--- Task data ---

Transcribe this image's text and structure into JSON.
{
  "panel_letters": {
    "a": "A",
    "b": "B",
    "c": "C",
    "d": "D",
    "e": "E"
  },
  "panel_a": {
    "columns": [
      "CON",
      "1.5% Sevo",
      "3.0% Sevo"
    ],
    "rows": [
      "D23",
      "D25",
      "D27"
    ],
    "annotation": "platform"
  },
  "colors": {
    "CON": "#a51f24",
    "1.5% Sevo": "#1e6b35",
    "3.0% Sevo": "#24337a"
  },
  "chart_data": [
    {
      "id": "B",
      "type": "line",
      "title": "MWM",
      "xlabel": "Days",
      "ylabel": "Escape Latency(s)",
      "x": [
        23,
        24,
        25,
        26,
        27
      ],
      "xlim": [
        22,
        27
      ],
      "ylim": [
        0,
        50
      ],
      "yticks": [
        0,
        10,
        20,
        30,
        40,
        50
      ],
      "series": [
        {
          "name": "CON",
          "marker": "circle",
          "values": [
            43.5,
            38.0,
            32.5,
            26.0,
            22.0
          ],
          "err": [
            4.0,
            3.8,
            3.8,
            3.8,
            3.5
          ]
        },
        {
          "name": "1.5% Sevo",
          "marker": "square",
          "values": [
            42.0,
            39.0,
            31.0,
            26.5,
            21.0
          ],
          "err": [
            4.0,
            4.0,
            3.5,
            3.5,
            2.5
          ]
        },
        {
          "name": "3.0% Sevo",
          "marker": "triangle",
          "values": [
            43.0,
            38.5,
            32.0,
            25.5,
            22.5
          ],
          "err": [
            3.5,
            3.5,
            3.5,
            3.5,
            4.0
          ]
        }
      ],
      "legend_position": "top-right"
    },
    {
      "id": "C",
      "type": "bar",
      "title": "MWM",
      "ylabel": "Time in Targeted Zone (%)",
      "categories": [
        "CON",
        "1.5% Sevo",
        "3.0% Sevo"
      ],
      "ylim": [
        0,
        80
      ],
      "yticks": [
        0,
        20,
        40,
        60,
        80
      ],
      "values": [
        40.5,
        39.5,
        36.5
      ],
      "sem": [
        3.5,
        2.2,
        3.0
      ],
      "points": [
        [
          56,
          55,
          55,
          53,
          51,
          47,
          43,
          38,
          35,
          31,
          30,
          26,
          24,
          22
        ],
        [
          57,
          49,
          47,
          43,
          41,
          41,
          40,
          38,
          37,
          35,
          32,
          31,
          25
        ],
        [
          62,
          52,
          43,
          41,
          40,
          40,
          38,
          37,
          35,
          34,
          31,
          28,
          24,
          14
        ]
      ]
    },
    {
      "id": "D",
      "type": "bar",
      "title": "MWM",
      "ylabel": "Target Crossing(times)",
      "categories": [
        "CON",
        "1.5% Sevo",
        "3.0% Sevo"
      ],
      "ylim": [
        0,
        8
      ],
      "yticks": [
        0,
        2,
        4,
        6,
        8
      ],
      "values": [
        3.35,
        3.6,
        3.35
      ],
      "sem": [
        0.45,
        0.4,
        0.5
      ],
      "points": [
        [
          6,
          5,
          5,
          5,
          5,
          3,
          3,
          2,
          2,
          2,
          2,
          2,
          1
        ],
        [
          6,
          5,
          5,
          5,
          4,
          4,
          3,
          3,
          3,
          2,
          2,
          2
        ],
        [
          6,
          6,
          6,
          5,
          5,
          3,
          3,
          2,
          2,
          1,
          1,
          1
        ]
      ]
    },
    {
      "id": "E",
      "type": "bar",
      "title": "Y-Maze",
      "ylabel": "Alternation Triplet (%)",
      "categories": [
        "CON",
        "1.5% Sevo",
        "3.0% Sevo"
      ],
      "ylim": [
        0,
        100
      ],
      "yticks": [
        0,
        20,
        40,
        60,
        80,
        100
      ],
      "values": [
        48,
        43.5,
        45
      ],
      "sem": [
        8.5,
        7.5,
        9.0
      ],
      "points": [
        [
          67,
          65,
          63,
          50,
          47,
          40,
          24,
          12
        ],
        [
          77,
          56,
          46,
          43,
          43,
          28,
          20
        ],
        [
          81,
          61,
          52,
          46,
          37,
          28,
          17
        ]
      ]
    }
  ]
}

---

**The problem**
Return the whole listing exactly, with every line included.

**Result of this exercise**
Transcribe this image's text and structure into JSON.
{
  "panel_letters": {
    "a": "A",
    "b": "B",
    "c": "C",
    "d": "D",
    "e": "E"
  },
  "panel_a": {
    "columns": [
      "CON",
      "1.5% Sevo",
      "3.0% Sevo"
    ],
    "rows": [
      "D23",
      "D25",
      "D27"
    ],
    "annotation": "platform"
  },
  "colors": {
    "CON": "#a51f24",
    "1.5% Sevo": "#1e6b35",
    "3.0% Sevo": "#24337a"
  },
  "chart_data": [
    {
      "id": "B",
      "type": "line",
      "title": "MWM",
      "xlabel": "Days",
      "ylabel": "Escape Latency(s)",
      "x": [
        23,
        24,
        25,
        26,
        27
      ],
      "xlim": [
        22,
        27
      ],
      "ylim": [
        0,
        50
      ],
      "yticks": [
        0,
        10,
        20,
        30,
        40,
        50
      ],
      "series": [
        {
          "name": "CON",
          "marker": "circle",
          "values": [
            43.5,
            38.0,
            32.5,
            26.0,
            22.0
          ],
          "err": [
            4.0,
            3.8,
            3.8,
            3.8,
            3.5
          ]
        },
        {
          "name": "1.5% Sevo",
          "marker": "square",
          "values": [
            42.0,
            39.0,
            31.0,
            26.5,
            21.0
          ],
          "err": [
            4.0,
            4.0,
            3.5,
            3.5,
            2.5
          ]
        },
        {
          "name": "3.0% Sevo",
          "marker": "triangle",
          "values": [
            43.0,
            38.5,
            32.0,
            25.5,
            22.5
          ],
          "err": [
            3.5,
            3.5,
            3.5,
            3.5,
            4.0
          ]
        }
      ],
      "legend_position": "top-right"
    },
    {
      "id": "C",
      "type": "bar",
      "title": "MWM",
      "ylabel": "Time in Targeted Zone (%)",
      "categories": [
        "CON",
        "1.5% Sevo",
        "3.0% Sevo"
      ],
      "ylim": [
        0,
        80
      ],
      "yticks": [
        0,
        20,
        40,
        60,
        80
      ],
      "values": [
        40.5,
        39.5,
        36.5
      ],
      "sem": [
        3.5,
        2.2,
        3.0
      ],
      "points": [
        [
          56,
          55,
          55,
          53,
          51,
          47,
          43,
          38,
          35,
          31,
          30,
          26,
          24,
          22
        ],
        [
          57,
          49,
          47,
          43,
          41,
          41,
          40,
          38,
          37,
          35,
          32,
          31,
          25
        ],
        [
          62,
          52,
          43,
          41,
          40,
          40,
          38,
          37,
          35,
          34,
          31,
          28,
          24,
          14
        ]
      ]
    },
    {
      "id": "D",
      "type": "bar",
      "title": "MWM",
      "ylabel": "Target Crossing(times)",
      "categories": [
        "CON",
        "1.5% Sevo",
        "3.0% Sevo"
      ],
      "ylim": [
        0,
        8
      ],
      "yticks": [
        0,
        2,
        4,
        6,
        8
      ],
      "values": [
        3.35,
        3.6,
        3.35
      ],
      "sem": [
        0.45,
        0.4,
        0.5
      ],
      "points": [
        [
          6,
          5,
          5,
          5,
          5,
          3,
          3,
          2,
          2,
          2,
          2,
          2,
          1
        ],
        [
          6,
          5,
          5,
          5,
          4,
          4,
          3,
          3,
          3,
          2,
          2,
          2
        ],
        [
          6,
          6,
          6,
          5,
          5,
          3,
          3,
          2,
          2,
          1,
          1,
          1
        ]
      ]
    },
    {
      "id": "E",
      "type": "bar",
      "title": "Y-Maze",
      "ylabel": "Alternation Triplet (%)",
      "categories": [
        "CON",
        "1.5% Sevo",
        "3.0% Sevo"
      ],
      "ylim": [
        0,
        100
      ],
      "yticks": [
        0,
        20,
        40,
        60,
        80,
        100
      ],
      "values": [
        48,
        43.5,
        45
      ],
      "sem": [
        8.5,
        7.5,
        9.0
      ],
      "points": [
        [
          67,
          65,
          63,
          50,
          47,
          40,
          24,
          12
        ],
        [
          77,
          56,
          46,
          43,
          43,
          28,
          20
        ],
        [
          81,
          61,
          52,
          46,
          37,
          28,
          17
        ]
      ]
    }
  ]
}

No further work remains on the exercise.